::: Input

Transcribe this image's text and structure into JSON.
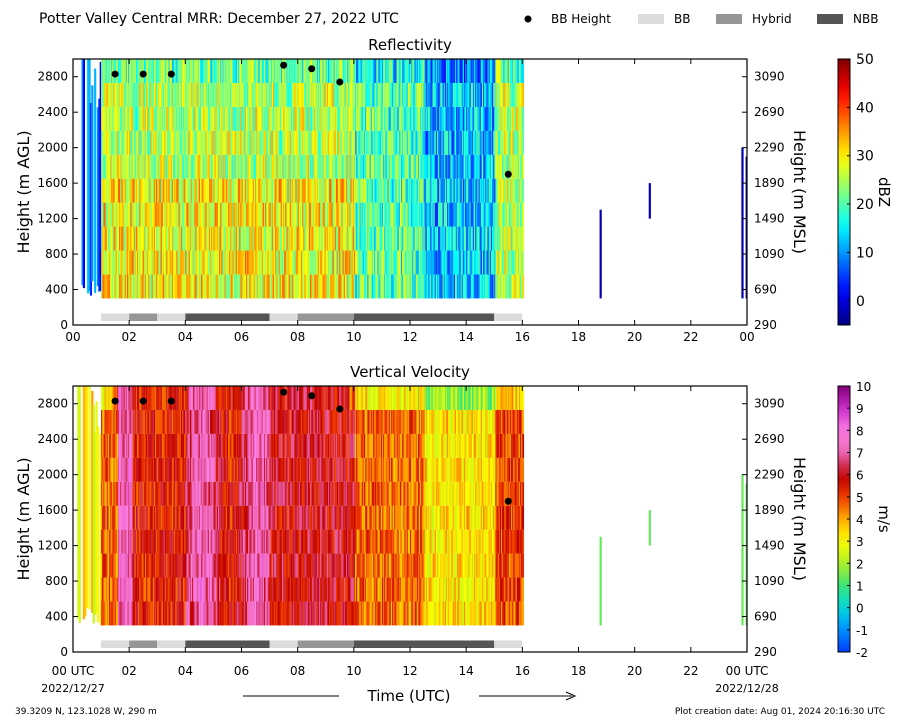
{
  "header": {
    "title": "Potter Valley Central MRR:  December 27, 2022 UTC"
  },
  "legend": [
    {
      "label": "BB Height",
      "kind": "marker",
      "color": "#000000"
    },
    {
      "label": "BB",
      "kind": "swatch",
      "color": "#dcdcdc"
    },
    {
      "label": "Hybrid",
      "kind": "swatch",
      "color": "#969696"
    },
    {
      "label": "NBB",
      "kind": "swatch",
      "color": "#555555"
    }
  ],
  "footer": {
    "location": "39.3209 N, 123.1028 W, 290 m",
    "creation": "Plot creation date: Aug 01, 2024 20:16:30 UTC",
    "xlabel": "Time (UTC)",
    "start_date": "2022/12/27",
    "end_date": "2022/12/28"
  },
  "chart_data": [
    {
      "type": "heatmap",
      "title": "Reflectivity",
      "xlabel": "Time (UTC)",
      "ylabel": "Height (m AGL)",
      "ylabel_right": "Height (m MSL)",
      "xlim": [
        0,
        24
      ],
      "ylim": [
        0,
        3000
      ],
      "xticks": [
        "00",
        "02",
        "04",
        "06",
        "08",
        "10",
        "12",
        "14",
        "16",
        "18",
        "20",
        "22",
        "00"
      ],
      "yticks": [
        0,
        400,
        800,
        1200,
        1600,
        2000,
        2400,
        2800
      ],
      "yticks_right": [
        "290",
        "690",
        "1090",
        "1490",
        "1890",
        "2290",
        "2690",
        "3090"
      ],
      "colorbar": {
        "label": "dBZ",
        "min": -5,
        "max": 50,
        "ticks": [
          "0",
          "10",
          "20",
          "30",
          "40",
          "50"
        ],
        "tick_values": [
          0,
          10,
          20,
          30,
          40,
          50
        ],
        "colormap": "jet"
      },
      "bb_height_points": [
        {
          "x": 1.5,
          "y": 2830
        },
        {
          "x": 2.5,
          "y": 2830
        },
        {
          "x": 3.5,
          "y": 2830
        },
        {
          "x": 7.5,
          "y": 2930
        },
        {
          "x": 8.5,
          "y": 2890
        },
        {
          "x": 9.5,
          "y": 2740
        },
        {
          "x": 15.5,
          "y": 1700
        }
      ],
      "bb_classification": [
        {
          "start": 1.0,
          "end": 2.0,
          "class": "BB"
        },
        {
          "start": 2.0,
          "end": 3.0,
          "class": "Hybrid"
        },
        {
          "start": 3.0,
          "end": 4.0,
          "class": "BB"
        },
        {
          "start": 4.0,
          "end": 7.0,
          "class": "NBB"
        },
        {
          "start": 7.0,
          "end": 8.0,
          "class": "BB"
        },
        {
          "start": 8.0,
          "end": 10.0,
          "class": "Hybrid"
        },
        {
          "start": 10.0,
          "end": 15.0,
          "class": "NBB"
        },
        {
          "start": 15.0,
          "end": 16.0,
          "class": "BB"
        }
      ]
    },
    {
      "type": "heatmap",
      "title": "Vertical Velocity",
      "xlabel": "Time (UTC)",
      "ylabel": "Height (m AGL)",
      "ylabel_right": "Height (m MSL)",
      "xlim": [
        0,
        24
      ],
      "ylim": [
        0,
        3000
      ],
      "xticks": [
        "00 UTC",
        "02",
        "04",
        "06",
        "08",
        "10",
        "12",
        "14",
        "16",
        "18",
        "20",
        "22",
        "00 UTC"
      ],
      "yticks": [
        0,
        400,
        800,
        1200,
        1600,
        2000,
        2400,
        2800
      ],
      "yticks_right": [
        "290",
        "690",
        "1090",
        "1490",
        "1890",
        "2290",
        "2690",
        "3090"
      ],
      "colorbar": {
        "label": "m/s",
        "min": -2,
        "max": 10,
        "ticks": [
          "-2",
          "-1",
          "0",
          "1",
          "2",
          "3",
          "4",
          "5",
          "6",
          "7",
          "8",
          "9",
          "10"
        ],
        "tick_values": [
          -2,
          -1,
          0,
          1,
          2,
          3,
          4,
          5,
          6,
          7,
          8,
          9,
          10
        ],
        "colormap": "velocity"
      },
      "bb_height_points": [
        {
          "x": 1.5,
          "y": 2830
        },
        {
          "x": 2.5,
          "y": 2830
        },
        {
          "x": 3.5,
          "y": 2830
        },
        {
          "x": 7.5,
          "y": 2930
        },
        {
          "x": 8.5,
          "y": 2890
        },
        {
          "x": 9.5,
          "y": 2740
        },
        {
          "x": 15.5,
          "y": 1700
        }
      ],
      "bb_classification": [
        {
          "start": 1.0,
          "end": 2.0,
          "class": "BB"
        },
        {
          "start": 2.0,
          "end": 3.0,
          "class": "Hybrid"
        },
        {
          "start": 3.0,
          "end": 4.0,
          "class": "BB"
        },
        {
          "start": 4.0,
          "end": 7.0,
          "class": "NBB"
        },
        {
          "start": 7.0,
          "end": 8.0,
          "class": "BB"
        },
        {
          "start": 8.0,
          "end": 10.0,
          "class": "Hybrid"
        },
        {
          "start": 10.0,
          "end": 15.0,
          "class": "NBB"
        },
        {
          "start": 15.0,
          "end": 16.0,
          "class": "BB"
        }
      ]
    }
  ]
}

::::::
::: Input

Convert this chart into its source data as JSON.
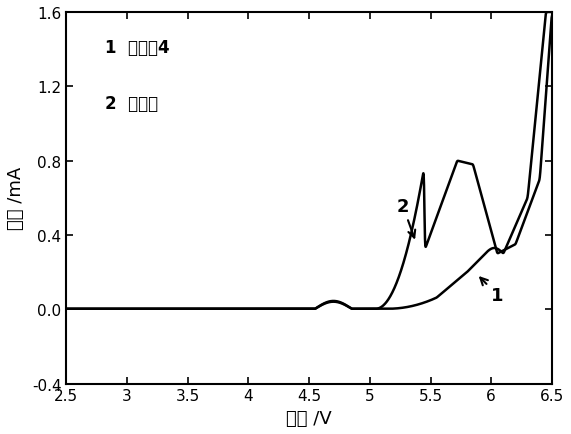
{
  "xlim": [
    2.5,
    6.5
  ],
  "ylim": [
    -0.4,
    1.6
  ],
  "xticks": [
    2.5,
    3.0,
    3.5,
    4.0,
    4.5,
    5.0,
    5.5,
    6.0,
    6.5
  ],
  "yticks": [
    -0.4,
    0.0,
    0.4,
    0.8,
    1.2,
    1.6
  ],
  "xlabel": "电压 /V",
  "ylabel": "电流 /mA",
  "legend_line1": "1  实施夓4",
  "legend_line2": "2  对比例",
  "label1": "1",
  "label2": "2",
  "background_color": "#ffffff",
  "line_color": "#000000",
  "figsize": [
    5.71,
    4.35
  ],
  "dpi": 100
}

::::::

→ What you have to do: Across the entries above, how many lines contain "xlabel"? Provide only the count.

→ Result: 4